Task instructions: Check each line below for the word "rivitalo" and give the number of lines that have it, nothing more.

Records supplied:
◆ ◆ ◆ ◆ ◆ ◆ ◆

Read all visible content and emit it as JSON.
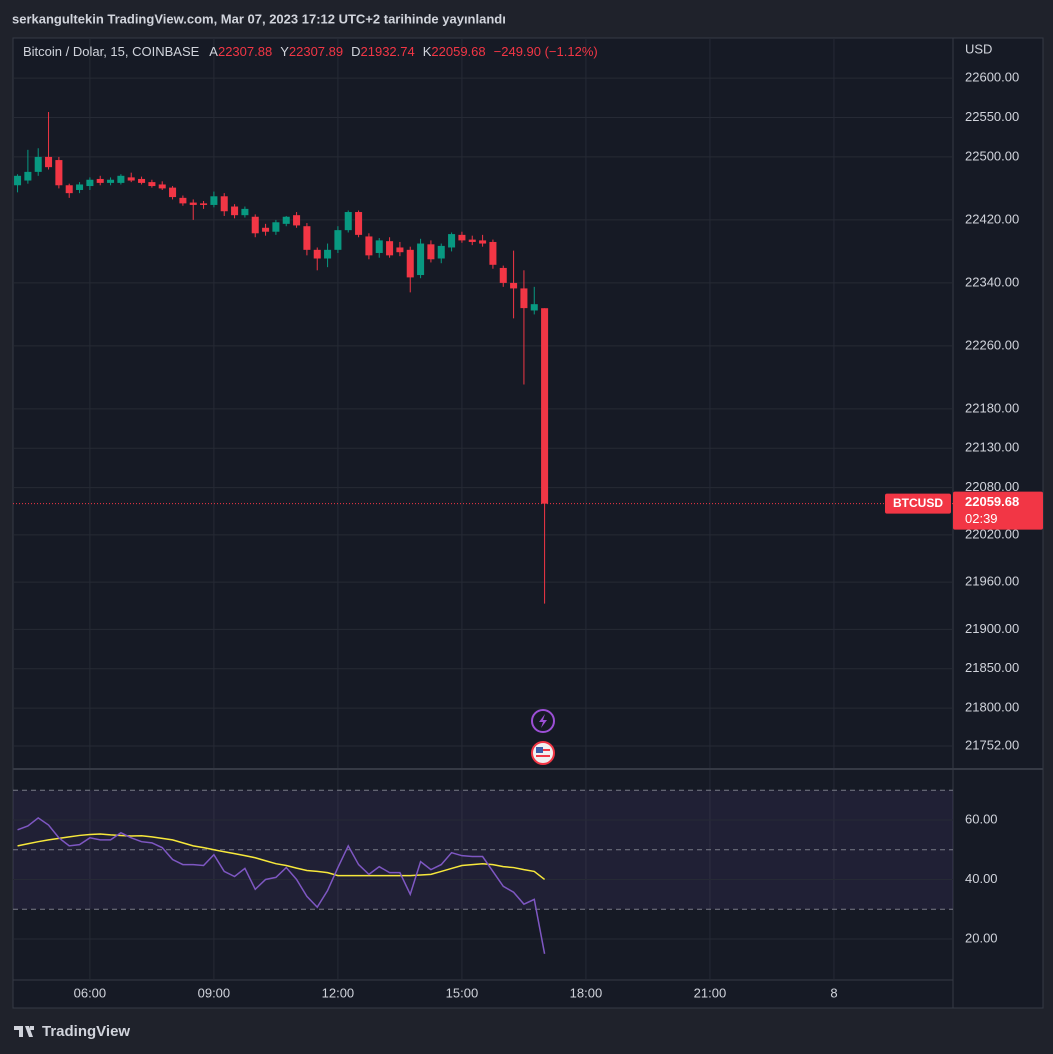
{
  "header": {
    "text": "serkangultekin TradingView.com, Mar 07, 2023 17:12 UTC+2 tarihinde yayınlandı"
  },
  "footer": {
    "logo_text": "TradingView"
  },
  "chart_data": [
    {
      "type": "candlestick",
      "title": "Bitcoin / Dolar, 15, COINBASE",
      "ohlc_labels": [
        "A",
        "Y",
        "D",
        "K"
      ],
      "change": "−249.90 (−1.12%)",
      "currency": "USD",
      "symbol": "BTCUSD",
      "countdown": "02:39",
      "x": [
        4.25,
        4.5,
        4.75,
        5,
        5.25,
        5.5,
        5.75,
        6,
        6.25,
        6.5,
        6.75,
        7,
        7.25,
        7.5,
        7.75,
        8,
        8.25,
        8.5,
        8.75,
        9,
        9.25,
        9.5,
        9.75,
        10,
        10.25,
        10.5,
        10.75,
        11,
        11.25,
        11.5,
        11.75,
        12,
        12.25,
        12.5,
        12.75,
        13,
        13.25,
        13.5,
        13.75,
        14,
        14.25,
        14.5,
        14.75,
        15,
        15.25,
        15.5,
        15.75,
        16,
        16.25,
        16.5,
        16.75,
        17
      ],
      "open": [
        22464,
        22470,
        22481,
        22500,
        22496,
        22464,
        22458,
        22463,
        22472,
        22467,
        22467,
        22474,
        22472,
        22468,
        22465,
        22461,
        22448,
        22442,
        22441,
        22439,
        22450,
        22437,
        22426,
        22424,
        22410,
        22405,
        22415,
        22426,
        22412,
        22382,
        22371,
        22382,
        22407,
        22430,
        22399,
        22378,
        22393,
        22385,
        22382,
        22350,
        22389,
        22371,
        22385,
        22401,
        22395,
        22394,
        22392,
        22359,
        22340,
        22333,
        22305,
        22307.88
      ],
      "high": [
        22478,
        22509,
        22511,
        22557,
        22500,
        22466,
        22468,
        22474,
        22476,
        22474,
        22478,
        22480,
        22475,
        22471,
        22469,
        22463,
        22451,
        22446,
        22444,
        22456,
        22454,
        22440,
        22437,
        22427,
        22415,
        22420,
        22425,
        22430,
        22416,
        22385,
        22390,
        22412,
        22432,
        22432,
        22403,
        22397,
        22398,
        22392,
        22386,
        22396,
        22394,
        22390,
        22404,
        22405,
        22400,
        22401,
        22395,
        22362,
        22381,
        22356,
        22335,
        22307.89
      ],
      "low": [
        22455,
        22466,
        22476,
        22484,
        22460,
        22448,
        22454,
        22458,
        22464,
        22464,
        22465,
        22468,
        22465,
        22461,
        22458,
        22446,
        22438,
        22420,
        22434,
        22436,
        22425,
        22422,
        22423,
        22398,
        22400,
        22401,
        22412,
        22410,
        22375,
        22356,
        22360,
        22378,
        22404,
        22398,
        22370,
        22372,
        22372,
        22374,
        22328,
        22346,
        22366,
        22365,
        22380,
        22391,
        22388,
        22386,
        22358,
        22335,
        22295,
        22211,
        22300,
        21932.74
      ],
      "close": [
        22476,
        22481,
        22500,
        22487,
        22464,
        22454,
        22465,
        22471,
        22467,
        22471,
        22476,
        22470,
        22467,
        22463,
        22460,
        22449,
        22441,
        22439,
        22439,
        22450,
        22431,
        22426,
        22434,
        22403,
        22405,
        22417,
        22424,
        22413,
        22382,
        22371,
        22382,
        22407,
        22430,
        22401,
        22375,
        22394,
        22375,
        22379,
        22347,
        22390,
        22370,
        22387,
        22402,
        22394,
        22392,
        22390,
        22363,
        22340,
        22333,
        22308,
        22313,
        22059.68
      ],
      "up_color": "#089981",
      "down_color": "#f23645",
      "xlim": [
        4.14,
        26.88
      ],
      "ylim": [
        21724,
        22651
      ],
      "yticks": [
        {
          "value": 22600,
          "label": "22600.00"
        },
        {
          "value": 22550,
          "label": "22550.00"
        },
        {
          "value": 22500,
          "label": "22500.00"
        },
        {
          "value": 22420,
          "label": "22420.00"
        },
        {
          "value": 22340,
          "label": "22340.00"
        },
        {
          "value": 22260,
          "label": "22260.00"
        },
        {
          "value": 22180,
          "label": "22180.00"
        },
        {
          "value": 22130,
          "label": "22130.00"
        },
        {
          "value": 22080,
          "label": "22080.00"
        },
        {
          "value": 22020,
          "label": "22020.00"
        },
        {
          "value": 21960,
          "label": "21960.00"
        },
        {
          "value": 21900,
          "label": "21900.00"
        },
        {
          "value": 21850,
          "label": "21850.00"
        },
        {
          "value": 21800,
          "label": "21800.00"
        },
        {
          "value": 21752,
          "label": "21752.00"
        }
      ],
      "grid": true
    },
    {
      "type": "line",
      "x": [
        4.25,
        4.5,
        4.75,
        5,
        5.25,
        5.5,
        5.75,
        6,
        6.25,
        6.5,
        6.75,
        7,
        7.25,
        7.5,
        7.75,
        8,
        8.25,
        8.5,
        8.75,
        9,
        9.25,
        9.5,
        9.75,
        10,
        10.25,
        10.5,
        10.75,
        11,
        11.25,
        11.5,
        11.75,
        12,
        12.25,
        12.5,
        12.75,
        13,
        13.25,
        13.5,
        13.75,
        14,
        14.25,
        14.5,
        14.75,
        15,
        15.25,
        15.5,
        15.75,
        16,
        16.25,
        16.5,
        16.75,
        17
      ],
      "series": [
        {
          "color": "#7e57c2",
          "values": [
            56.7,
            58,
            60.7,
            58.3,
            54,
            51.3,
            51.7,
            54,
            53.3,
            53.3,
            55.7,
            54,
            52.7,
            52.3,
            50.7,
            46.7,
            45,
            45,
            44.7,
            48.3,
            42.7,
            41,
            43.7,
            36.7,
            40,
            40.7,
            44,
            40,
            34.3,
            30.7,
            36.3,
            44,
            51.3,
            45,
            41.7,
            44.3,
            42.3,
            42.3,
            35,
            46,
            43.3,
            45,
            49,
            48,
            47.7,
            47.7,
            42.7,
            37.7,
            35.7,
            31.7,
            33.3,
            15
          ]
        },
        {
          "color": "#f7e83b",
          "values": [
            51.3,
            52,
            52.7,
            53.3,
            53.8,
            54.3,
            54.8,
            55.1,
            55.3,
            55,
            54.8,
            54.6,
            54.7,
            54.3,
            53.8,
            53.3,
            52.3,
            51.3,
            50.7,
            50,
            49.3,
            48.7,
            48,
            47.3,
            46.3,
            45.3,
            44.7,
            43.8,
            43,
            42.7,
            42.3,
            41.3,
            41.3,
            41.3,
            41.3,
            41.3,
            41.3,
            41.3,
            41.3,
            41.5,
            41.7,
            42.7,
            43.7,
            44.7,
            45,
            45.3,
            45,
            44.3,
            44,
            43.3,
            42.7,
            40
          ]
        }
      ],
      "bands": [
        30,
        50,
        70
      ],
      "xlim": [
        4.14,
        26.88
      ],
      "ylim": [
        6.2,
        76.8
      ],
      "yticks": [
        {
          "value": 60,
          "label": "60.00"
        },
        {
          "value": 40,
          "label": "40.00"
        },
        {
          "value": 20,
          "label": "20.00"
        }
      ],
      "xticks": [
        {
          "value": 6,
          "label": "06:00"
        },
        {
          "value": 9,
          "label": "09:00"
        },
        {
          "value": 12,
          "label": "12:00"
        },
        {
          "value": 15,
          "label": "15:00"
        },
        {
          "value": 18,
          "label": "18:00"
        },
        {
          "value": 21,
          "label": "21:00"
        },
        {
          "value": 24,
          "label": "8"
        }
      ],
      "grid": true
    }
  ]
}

◆ ◆ ◆ ◆ ◆ ◆ ◆

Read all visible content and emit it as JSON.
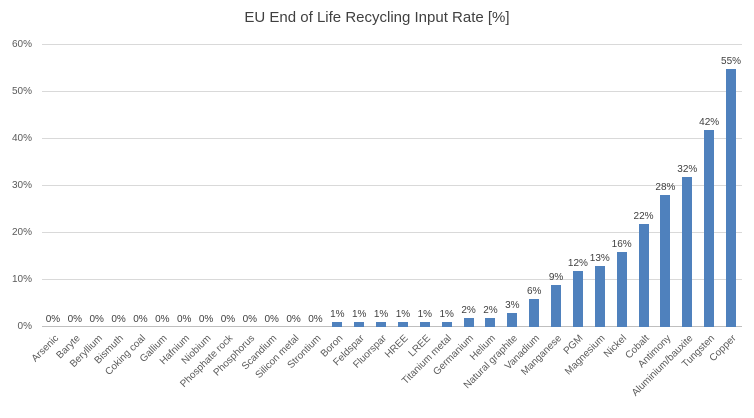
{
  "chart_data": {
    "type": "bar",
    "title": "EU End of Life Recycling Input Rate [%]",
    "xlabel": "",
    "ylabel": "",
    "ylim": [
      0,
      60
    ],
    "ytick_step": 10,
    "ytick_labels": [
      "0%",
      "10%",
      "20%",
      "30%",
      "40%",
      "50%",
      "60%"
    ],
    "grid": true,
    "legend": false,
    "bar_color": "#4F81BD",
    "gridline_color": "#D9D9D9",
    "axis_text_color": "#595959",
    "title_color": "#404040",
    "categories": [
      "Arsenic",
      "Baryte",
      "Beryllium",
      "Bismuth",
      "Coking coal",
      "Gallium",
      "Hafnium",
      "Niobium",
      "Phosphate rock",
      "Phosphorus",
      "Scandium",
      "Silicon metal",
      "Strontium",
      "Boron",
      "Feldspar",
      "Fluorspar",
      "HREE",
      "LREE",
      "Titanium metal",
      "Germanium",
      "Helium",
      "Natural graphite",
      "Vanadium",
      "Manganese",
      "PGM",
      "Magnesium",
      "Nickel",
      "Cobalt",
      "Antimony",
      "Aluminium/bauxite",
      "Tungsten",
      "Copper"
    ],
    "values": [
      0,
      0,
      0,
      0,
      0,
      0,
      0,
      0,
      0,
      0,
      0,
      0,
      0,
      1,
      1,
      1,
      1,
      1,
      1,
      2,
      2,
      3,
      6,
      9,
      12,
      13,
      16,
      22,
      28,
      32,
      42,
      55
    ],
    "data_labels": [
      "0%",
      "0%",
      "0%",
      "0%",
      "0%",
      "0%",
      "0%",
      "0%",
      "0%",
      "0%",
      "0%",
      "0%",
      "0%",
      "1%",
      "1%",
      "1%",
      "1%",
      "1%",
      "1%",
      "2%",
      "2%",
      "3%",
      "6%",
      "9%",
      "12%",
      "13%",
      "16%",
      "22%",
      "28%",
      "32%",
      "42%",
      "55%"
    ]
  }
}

◆ ◆ ◆ ◆ ◆ ◆ ◆

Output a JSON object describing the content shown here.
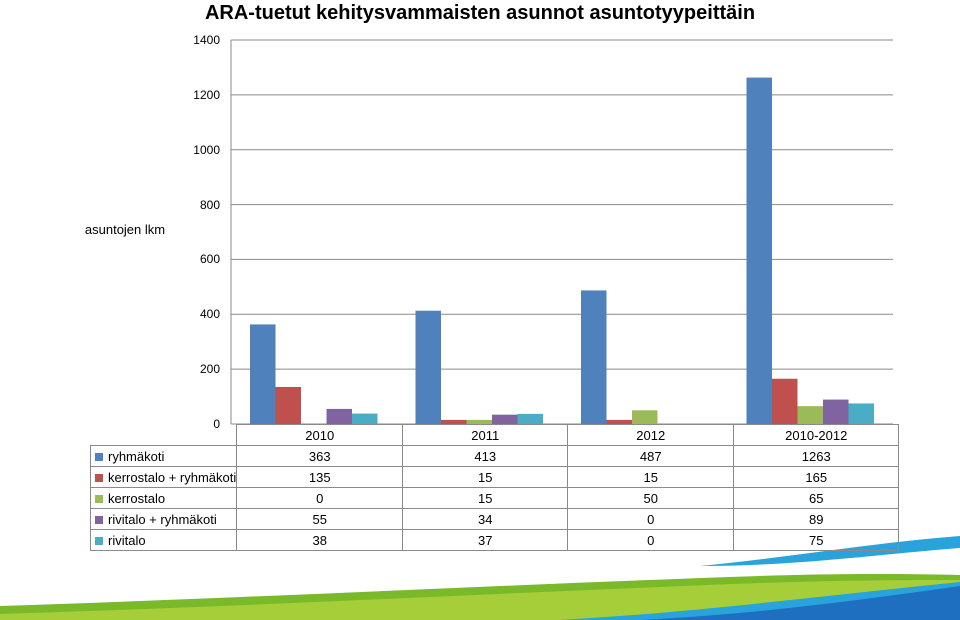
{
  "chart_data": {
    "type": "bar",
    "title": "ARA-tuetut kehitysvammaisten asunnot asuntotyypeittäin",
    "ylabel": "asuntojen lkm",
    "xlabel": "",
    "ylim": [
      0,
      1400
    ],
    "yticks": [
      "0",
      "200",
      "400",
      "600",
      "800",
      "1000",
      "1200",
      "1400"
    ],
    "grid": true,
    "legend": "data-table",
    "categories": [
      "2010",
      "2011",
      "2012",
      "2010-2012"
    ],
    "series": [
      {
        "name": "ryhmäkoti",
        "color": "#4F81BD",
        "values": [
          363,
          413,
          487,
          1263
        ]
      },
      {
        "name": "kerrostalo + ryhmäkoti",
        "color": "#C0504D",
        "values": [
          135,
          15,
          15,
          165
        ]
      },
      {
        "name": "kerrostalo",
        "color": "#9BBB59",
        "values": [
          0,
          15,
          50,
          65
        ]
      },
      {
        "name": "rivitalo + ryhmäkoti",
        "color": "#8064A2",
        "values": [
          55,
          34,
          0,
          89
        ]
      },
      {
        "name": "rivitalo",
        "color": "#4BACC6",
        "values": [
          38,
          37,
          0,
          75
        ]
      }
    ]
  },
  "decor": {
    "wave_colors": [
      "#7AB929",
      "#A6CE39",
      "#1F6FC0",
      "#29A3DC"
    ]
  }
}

◆ ◆ ◆ ◆ ◆ ◆ ◆

Solution for this task: 2